Your task is to output the listing word for word, with pictures excluded.
┌────────
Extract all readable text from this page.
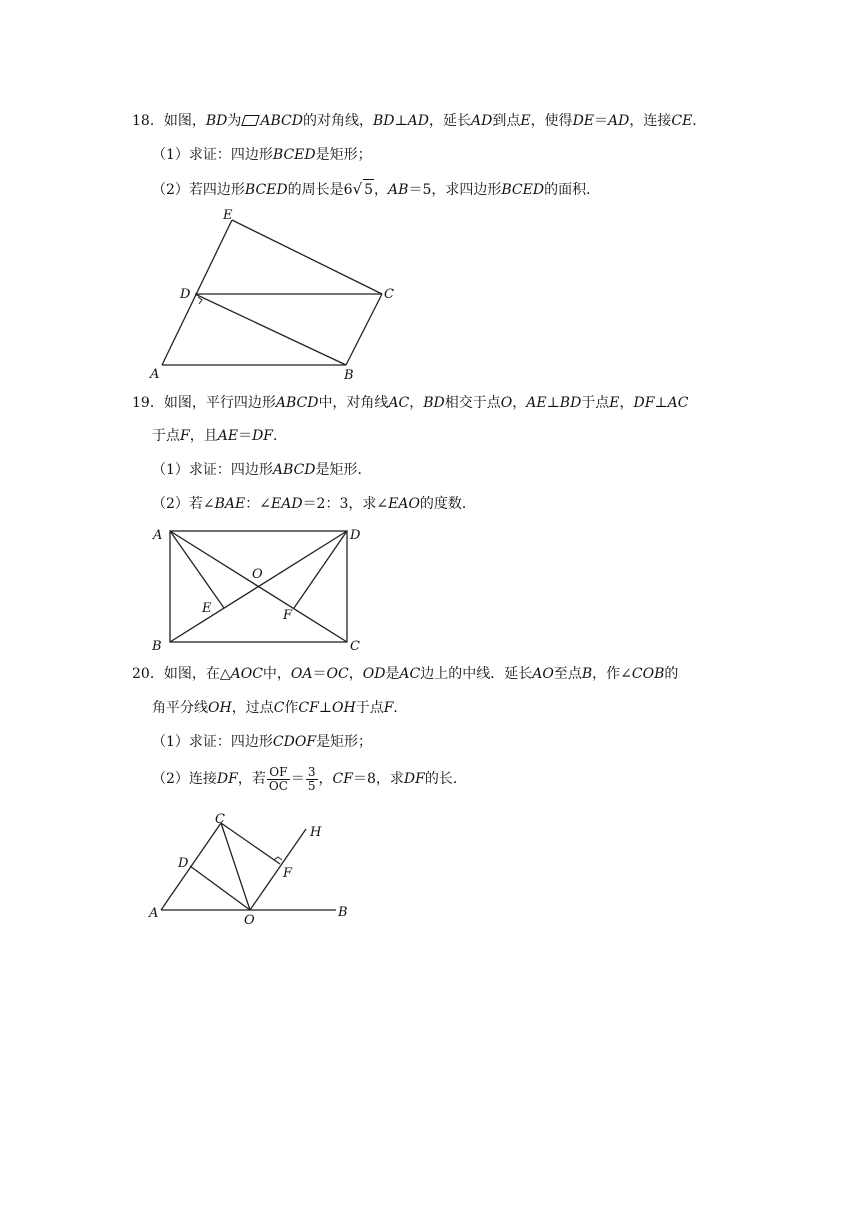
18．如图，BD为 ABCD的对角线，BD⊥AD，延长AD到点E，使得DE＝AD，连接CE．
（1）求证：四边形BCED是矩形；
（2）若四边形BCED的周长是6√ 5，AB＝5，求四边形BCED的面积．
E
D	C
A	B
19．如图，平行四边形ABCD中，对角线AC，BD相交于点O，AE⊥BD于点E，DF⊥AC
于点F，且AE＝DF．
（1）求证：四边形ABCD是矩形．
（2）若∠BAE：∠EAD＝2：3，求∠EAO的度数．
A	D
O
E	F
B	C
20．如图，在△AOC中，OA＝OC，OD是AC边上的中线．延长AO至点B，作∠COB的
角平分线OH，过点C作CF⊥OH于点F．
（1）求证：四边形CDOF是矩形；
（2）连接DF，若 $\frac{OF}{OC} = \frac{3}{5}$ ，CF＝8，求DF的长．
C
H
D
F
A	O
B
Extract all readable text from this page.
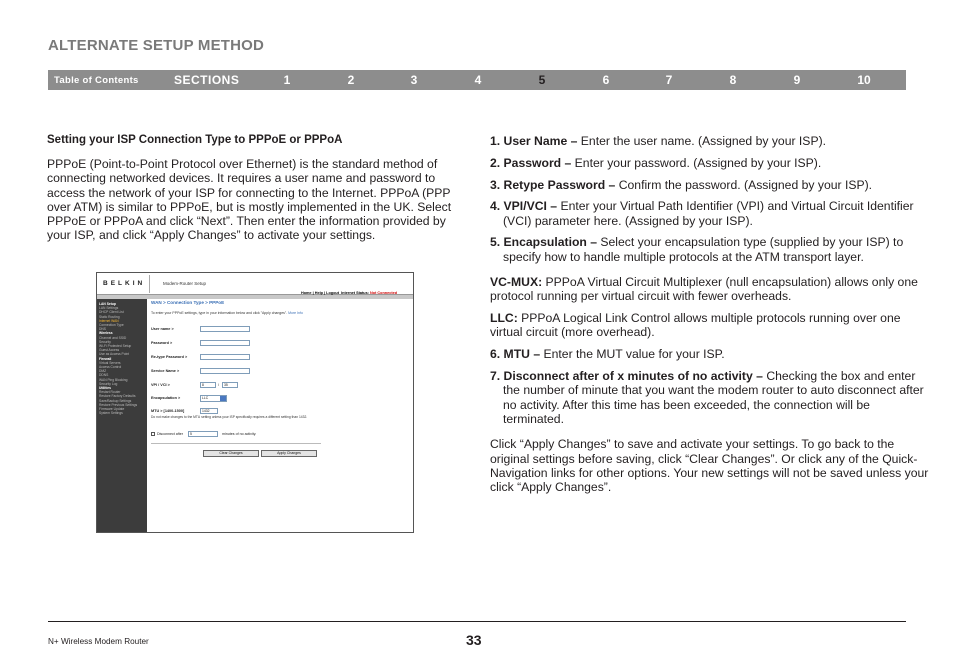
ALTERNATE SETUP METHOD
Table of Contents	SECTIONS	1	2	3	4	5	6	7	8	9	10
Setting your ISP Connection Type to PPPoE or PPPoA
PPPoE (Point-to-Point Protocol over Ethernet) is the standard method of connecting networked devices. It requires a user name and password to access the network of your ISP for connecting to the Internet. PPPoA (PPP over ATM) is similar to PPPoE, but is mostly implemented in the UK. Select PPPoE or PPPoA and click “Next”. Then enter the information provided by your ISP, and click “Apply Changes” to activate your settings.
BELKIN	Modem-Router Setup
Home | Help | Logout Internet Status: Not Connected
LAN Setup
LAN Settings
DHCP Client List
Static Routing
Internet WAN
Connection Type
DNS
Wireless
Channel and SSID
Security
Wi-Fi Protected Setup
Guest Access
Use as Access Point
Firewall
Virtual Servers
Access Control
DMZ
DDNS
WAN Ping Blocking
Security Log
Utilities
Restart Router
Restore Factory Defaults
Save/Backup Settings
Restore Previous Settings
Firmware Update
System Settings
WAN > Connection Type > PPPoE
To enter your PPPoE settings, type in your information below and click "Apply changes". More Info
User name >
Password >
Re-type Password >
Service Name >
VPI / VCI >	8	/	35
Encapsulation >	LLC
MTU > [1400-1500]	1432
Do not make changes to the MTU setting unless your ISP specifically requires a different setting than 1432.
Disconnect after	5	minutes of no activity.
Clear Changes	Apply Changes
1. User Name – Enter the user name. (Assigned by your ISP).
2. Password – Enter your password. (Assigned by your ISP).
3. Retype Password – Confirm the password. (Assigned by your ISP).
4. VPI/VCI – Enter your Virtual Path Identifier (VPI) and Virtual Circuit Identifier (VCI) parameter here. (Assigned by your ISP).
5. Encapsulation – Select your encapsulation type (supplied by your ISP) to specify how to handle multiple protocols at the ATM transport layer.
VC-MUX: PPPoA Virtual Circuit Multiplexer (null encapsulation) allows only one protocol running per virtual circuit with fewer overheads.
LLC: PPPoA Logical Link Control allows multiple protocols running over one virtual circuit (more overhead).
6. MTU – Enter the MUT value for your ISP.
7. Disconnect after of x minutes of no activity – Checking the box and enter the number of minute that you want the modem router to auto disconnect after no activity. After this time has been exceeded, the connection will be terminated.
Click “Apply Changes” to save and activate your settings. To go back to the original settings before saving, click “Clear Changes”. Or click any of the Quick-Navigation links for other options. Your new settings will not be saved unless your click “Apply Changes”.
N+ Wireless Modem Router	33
└────────
Right answer ->
Extract all readable text from this page.
18．如图，BD为 ABCD的对角线，BD⊥AD，延长AD到点E，使得DE＝AD，连接CE．
（1）求证：四边形BCED是矩形；
（2）若四边形BCED的周长是6√ 5，AB＝5，求四边形BCED的面积．
E
D	C
A	B
19．如图，平行四边形ABCD中，对角线AC，BD相交于点O，AE⊥BD于点E，DF⊥AC
于点F，且AE＝DF．
（1）求证：四边形ABCD是矩形．
（2）若∠BAE：∠EAD＝2：3，求∠EAO的度数．
A	D
O
E	F
B	C
20．如图，在△AOC中，OA＝OC，OD是AC边上的中线．延长AO至点B，作∠COB的
角平分线OH，过点C作CF⊥OH于点F．
（1）求证：四边形CDOF是矩形；
（2）连接DF，若 $\frac{OF}{OC} = \frac{3}{5}$ ，CF＝8，求DF的长．
C
H
D
F
A	O
B
Extract all readable text from this page.
ALTERNATE SETUP METHOD
Table of Contents	SECTIONS	1	2	3	4	5	6	7	8	9	10
Setting your ISP Connection Type to PPPoE or PPPoA
PPPoE (Point-to-Point Protocol over Ethernet) is the standard method of connecting networked devices. It requires a user name and password to access the network of your ISP for connecting to the Internet. PPPoA (PPP over ATM) is similar to PPPoE, but is mostly implemented in the UK. Select PPPoE or PPPoA and click “Next”. Then enter the information provided by your ISP, and click “Apply Changes” to activate your settings.
BELKIN	Modem-Router Setup
Home | Help | Logout Internet Status: Not Connected
LAN Setup
LAN Settings
DHCP Client List
Static Routing
Internet WAN
Connection Type
DNS
Wireless
Channel and SSID
Security
Wi-Fi Protected Setup
Guest Access
Use as Access Point
Firewall
Virtual Servers
Access Control
DMZ
DDNS
WAN Ping Blocking
Security Log
Utilities
Restart Router
Restore Factory Defaults
Save/Backup Settings
Restore Previous Settings
Firmware Update
System Settings
WAN > Connection Type > PPPoE
To enter your PPPoE settings, type in your information below and click "Apply changes". More Info
User name >
Password >
Re-type Password >
Service Name >
VPI / VCI >	8	/	35
Encapsulation >	LLC
MTU > [1400-1500]	1432
Do not make changes to the MTU setting unless your ISP specifically requires a different setting than 1432.
Disconnect after	5	minutes of no activity.
Clear Changes	Apply Changes
1. User Name – Enter the user name. (Assigned by your ISP).
2. Password – Enter your password. (Assigned by your ISP).
3. Retype Password – Confirm the password. (Assigned by your ISP).
4. VPI/VCI – Enter your Virtual Path Identifier (VPI) and Virtual Circuit Identifier (VCI) parameter here. (Assigned by your ISP).
5. Encapsulation – Select your encapsulation type (supplied by your ISP) to specify how to handle multiple protocols at the ATM transport layer.
VC-MUX: PPPoA Virtual Circuit Multiplexer (null encapsulation) allows only one protocol running per virtual circuit with fewer overheads.
LLC: PPPoA Logical Link Control allows multiple protocols running over one virtual circuit (more overhead).
6. MTU – Enter the MUT value for your ISP.
7. Disconnect after of x minutes of no activity – Checking the box and enter the number of minute that you want the modem router to auto disconnect after no activity. After this time has been exceeded, the connection will be terminated.
Click “Apply Changes” to save and activate your settings. To go back to the original settings before saving, click “Clear Changes”. Or click any of the Quick-Navigation links for other options. Your new settings will not be saved unless your click “Apply Changes”.
N+ Wireless Modem Router	33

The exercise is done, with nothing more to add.